What to work on
Reproduce the listing that follows with no differences at all.

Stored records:

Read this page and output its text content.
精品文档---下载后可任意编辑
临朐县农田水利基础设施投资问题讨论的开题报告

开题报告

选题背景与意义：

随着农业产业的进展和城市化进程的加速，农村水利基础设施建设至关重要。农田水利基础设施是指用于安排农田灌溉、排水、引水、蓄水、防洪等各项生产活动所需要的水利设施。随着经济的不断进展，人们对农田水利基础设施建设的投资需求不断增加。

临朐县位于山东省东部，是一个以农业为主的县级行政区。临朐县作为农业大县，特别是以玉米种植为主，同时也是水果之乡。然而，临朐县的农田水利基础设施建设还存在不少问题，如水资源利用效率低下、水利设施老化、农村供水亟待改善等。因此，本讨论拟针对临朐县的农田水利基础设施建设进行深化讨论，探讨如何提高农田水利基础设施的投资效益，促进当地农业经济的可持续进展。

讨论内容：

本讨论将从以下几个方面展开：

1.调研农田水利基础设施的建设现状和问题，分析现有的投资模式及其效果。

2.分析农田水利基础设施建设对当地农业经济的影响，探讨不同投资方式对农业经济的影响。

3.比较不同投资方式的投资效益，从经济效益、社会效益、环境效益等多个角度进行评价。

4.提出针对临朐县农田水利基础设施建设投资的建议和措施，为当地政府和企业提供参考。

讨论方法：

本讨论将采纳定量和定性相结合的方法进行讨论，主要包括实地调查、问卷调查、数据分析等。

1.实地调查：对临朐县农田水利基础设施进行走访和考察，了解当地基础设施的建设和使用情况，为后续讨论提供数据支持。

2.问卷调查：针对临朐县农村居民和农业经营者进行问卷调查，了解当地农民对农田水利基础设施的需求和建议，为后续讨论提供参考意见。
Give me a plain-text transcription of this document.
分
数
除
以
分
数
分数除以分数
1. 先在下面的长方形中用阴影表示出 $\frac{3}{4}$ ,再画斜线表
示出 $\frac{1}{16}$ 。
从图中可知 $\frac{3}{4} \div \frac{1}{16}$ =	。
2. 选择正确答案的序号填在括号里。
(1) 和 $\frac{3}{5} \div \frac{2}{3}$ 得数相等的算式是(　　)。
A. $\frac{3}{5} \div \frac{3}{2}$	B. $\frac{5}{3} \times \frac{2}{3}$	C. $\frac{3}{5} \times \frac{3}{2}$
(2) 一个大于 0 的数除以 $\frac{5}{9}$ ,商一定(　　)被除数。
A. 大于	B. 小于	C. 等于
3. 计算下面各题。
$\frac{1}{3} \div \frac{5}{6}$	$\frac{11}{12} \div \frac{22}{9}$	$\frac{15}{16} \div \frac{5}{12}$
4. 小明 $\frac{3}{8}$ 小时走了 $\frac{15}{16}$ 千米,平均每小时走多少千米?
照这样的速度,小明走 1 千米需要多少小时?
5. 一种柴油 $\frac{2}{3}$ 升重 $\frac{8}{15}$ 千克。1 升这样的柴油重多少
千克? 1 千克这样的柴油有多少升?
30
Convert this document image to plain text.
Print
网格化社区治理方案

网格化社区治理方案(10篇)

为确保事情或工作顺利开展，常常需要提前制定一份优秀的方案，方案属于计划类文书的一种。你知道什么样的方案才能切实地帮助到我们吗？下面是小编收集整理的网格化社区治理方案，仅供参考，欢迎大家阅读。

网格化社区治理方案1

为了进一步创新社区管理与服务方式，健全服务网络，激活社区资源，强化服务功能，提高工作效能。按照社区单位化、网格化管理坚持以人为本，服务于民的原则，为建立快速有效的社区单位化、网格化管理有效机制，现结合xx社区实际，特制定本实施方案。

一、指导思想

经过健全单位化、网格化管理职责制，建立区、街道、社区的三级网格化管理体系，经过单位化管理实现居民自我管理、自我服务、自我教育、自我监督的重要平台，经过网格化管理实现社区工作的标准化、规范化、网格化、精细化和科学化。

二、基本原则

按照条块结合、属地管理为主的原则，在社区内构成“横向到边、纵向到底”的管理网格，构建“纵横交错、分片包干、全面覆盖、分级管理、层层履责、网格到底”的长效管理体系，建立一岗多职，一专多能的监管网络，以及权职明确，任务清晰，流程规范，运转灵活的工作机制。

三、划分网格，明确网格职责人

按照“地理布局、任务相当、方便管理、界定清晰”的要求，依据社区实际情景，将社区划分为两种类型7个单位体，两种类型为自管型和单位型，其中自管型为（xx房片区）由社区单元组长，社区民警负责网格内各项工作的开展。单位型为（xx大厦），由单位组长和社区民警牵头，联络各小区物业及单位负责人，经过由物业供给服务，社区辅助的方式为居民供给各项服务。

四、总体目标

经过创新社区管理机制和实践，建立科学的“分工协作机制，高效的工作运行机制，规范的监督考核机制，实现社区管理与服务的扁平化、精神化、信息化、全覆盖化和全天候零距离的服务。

Expected answer
Read this page and output its text content.
精品文档---下载后可任意编辑
临朐县农田水利基础设施投资问题讨论的开题报告

开题报告

选题背景与意义：

随着农业产业的进展和城市化进程的加速，农村水利基础设施建设至关重要。农田水利基础设施是指用于安排农田灌溉、排水、引水、蓄水、防洪等各项生产活动所需要的水利设施。随着经济的不断进展，人们对农田水利基础设施建设的投资需求不断增加。

临朐县位于山东省东部，是一个以农业为主的县级行政区。临朐县作为农业大县，特别是以玉米种植为主，同时也是水果之乡。然而，临朐县的农田水利基础设施建设还存在不少问题，如水资源利用效率低下、水利设施老化、农村供水亟待改善等。因此，本讨论拟针对临朐县的农田水利基础设施建设进行深化讨论，探讨如何提高农田水利基础设施的投资效益，促进当地农业经济的可持续进展。

讨论内容：

本讨论将从以下几个方面展开：

1.调研农田水利基础设施的建设现状和问题，分析现有的投资模式及其效果。

2.分析农田水利基础设施建设对当地农业经济的影响，探讨不同投资方式对农业经济的影响。

3.比较不同投资方式的投资效益，从经济效益、社会效益、环境效益等多个角度进行评价。

4.提出针对临朐县农田水利基础设施建设投资的建议和措施，为当地政府和企业提供参考。

讨论方法：

本讨论将采纳定量和定性相结合的方法进行讨论，主要包括实地调查、问卷调查、数据分析等。

1.实地调查：对临朐县农田水利基础设施进行走访和考察，了解当地基础设施的建设和使用情况，为后续讨论提供数据支持。

2.问卷调查：针对临朐县农村居民和农业经营者进行问卷调查，了解当地农民对农田水利基础设施的需求和建议，为后续讨论提供参考意见。
Give me a plain-text transcription of this document.
分
数
除
以
分
数
分数除以分数
1. 先在下面的长方形中用阴影表示出 $\frac{3}{4}$ ,再画斜线表
示出 $\frac{1}{16}$ 。
从图中可知 $\frac{3}{4} \div \frac{1}{16}$ =	。
2. 选择正确答案的序号填在括号里。
(1) 和 $\frac{3}{5} \div \frac{2}{3}$ 得数相等的算式是(　　)。
A. $\frac{3}{5} \div \frac{3}{2}$	B. $\frac{5}{3} \times \frac{2}{3}$	C. $\frac{3}{5} \times \frac{3}{2}$
(2) 一个大于 0 的数除以 $\frac{5}{9}$ ,商一定(　　)被除数。
A. 大于	B. 小于	C. 等于
3. 计算下面各题。
$\frac{1}{3} \div \frac{5}{6}$	$\frac{11}{12} \div \frac{22}{9}$	$\frac{15}{16} \div \frac{5}{12}$
4. 小明 $\frac{3}{8}$ 小时走了 $\frac{15}{16}$ 千米,平均每小时走多少千米?
照这样的速度,小明走 1 千米需要多少小时?
5. 一种柴油 $\frac{2}{3}$ 升重 $\frac{8}{15}$ 千克。1 升这样的柴油重多少
千克? 1 千克这样的柴油有多少升?
30
Convert this document image to plain text.
Print
网格化社区治理方案

网格化社区治理方案(10篇)

为确保事情或工作顺利开展，常常需要提前制定一份优秀的方案，方案属于计划类文书的一种。你知道什么样的方案才能切实地帮助到我们吗？下面是小编收集整理的网格化社区治理方案，仅供参考，欢迎大家阅读。

网格化社区治理方案1

为了进一步创新社区管理与服务方式，健全服务网络，激活社区资源，强化服务功能，提高工作效能。按照社区单位化、网格化管理坚持以人为本，服务于民的原则，为建立快速有效的社区单位化、网格化管理有效机制，现结合xx社区实际，特制定本实施方案。

一、指导思想

经过健全单位化、网格化管理职责制，建立区、街道、社区的三级网格化管理体系，经过单位化管理实现居民自我管理、自我服务、自我教育、自我监督的重要平台，经过网格化管理实现社区工作的标准化、规范化、网格化、精细化和科学化。

二、基本原则

按照条块结合、属地管理为主的原则，在社区内构成“横向到边、纵向到底”的管理网格，构建“纵横交错、分片包干、全面覆盖、分级管理、层层履责、网格到底”的长效管理体系，建立一岗多职，一专多能的监管网络，以及权职明确，任务清晰，流程规范，运转灵活的工作机制。

三、划分网格，明确网格职责人

按照“地理布局、任务相当、方便管理、界定清晰”的要求，依据社区实际情景，将社区划分为两种类型7个单位体，两种类型为自管型和单位型，其中自管型为（xx房片区）由社区单元组长，社区民警负责网格内各项工作的开展。单位型为（xx大厦），由单位组长和社区民警牵头，联络各小区物业及单位负责人，经过由物业供给服务，社区辅助的方式为居民供给各项服务。

四、总体目标

经过创新社区管理机制和实践，建立科学的“分工协作机制，高效的工作运行机制，规范的监督考核机制，实现社区管理与服务的扁平化、精神化、信息化、全覆盖化和全天候零距离的服务。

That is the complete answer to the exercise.